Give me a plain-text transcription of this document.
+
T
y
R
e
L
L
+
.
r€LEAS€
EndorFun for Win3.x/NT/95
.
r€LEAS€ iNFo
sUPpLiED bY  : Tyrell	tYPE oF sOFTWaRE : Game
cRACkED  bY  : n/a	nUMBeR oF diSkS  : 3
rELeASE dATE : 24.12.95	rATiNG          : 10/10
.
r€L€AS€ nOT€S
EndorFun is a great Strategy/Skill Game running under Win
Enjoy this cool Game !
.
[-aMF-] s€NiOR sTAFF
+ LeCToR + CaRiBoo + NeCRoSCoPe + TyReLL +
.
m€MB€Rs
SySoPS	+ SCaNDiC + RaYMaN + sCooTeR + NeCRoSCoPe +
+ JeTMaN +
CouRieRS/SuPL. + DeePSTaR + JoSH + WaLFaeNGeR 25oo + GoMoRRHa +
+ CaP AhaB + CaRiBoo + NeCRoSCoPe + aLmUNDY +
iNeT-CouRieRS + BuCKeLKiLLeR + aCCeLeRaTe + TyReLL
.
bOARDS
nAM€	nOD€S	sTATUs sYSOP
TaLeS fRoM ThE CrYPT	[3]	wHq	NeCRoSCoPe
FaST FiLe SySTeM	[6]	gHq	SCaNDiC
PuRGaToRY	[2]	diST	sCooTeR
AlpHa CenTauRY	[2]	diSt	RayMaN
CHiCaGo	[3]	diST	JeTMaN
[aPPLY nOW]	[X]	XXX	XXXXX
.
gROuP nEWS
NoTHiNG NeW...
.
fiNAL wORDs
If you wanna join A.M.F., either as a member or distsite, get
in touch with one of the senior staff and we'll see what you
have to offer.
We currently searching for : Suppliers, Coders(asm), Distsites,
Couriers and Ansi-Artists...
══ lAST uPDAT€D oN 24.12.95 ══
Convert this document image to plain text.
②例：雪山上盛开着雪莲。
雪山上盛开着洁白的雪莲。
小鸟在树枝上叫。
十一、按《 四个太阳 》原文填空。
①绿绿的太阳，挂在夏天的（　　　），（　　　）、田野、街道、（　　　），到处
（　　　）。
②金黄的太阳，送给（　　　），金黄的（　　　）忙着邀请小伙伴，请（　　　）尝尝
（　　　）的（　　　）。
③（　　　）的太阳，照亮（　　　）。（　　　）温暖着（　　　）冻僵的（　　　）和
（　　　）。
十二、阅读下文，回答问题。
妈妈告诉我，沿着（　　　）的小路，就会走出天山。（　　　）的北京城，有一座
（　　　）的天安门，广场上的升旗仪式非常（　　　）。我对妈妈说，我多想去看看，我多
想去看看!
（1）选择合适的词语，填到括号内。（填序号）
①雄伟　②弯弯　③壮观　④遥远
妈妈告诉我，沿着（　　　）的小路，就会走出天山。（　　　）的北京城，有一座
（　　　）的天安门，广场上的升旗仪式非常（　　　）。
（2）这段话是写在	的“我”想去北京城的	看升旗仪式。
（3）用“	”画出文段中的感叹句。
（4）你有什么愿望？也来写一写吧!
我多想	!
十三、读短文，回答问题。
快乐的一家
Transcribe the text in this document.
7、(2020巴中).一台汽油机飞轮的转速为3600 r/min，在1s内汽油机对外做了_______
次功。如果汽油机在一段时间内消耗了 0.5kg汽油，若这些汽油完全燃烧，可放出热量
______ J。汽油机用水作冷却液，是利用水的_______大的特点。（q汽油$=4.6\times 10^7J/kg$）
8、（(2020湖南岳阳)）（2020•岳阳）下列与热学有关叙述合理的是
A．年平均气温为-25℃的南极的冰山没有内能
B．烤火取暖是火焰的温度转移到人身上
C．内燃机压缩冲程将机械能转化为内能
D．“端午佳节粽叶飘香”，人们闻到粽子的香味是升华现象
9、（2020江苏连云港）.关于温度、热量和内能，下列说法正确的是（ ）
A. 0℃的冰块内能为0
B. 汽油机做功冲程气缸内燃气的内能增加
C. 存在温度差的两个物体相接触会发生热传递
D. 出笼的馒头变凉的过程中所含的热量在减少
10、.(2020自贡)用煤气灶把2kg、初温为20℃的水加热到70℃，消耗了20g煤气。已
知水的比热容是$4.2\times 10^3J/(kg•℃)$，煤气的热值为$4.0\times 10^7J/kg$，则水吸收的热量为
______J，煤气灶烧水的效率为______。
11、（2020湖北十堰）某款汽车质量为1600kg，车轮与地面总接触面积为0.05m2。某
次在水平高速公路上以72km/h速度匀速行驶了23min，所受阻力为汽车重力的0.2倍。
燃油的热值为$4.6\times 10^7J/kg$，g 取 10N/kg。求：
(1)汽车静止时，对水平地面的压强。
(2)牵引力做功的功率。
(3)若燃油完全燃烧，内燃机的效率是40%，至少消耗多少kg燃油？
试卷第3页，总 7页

··········

(Stated exercise):
Return the material exactly as it stands.

(Task result):
Give me a plain-text transcription of this document.
+
T
y
R
e
L
L
+
.
r€LEAS€
EndorFun for Win3.x/NT/95
.
r€LEAS€ iNFo
sUPpLiED bY  : Tyrell	tYPE oF sOFTWaRE : Game
cRACkED  bY  : n/a	nUMBeR oF diSkS  : 3
rELeASE dATE : 24.12.95	rATiNG          : 10/10
.
r€L€AS€ nOT€S
EndorFun is a great Strategy/Skill Game running under Win
Enjoy this cool Game !
.
[-aMF-] s€NiOR sTAFF
+ LeCToR + CaRiBoo + NeCRoSCoPe + TyReLL +
.
m€MB€Rs
SySoPS	+ SCaNDiC + RaYMaN + sCooTeR + NeCRoSCoPe +
+ JeTMaN +
CouRieRS/SuPL. + DeePSTaR + JoSH + WaLFaeNGeR 25oo + GoMoRRHa +
+ CaP AhaB + CaRiBoo + NeCRoSCoPe + aLmUNDY +
iNeT-CouRieRS + BuCKeLKiLLeR + aCCeLeRaTe + TyReLL
.
bOARDS
nAM€	nOD€S	sTATUs sYSOP
TaLeS fRoM ThE CrYPT	[3]	wHq	NeCRoSCoPe
FaST FiLe SySTeM	[6]	gHq	SCaNDiC
PuRGaToRY	[2]	diST	sCooTeR
AlpHa CenTauRY	[2]	diSt	RayMaN
CHiCaGo	[3]	diST	JeTMaN
[aPPLY nOW]	[X]	XXX	XXXXX
.
gROuP nEWS
NoTHiNG NeW...
.
fiNAL wORDs
If you wanna join A.M.F., either as a member or distsite, get
in touch with one of the senior staff and we'll see what you
have to offer.
We currently searching for : Suppliers, Coders(asm), Distsites,
Couriers and Ansi-Artists...
══ lAST uPDAT€D oN 24.12.95 ══
Convert this document image to plain text.
②例：雪山上盛开着雪莲。
雪山上盛开着洁白的雪莲。
小鸟在树枝上叫。
十一、按《 四个太阳 》原文填空。
①绿绿的太阳，挂在夏天的（　　　），（　　　）、田野、街道、（　　　），到处
（　　　）。
②金黄的太阳，送给（　　　），金黄的（　　　）忙着邀请小伙伴，请（　　　）尝尝
（　　　）的（　　　）。
③（　　　）的太阳，照亮（　　　）。（　　　）温暖着（　　　）冻僵的（　　　）和
（　　　）。
十二、阅读下文，回答问题。
妈妈告诉我，沿着（　　　）的小路，就会走出天山。（　　　）的北京城，有一座
（　　　）的天安门，广场上的升旗仪式非常（　　　）。我对妈妈说，我多想去看看，我多
想去看看!
（1）选择合适的词语，填到括号内。（填序号）
①雄伟　②弯弯　③壮观　④遥远
妈妈告诉我，沿着（　　　）的小路，就会走出天山。（　　　）的北京城，有一座
（　　　）的天安门，广场上的升旗仪式非常（　　　）。
（2）这段话是写在	的“我”想去北京城的	看升旗仪式。
（3）用“	”画出文段中的感叹句。
（4）你有什么愿望？也来写一写吧!
我多想	!
十三、读短文，回答问题。
快乐的一家
Transcribe the text in this document.
7、(2020巴中).一台汽油机飞轮的转速为3600 r/min，在1s内汽油机对外做了_______
次功。如果汽油机在一段时间内消耗了 0.5kg汽油，若这些汽油完全燃烧，可放出热量
______ J。汽油机用水作冷却液，是利用水的_______大的特点。（q汽油$=4.6\times 10^7J/kg$）
8、（(2020湖南岳阳)）（2020•岳阳）下列与热学有关叙述合理的是
A．年平均气温为-25℃的南极的冰山没有内能
B．烤火取暖是火焰的温度转移到人身上
C．内燃机压缩冲程将机械能转化为内能
D．“端午佳节粽叶飘香”，人们闻到粽子的香味是升华现象
9、（2020江苏连云港）.关于温度、热量和内能，下列说法正确的是（ ）
A. 0℃的冰块内能为0
B. 汽油机做功冲程气缸内燃气的内能增加
C. 存在温度差的两个物体相接触会发生热传递
D. 出笼的馒头变凉的过程中所含的热量在减少
10、.(2020自贡)用煤气灶把2kg、初温为20℃的水加热到70℃，消耗了20g煤气。已
知水的比热容是$4.2\times 10^3J/(kg•℃)$，煤气的热值为$4.0\times 10^7J/kg$，则水吸收的热量为
______J，煤气灶烧水的效率为______。
11、（2020湖北十堰）某款汽车质量为1600kg，车轮与地面总接触面积为0.05m2。某
次在水平高速公路上以72km/h速度匀速行驶了23min，所受阻力为汽车重力的0.2倍。
燃油的热值为$4.6\times 10^7J/kg$，g 取 10N/kg。求：
(1)汽车静止时，对水平地面的压强。
(2)牵引力做功的功率。
(3)若燃油完全燃烧，内燃机的效率是40%，至少消耗多少kg燃油？
试卷第3页，总 7页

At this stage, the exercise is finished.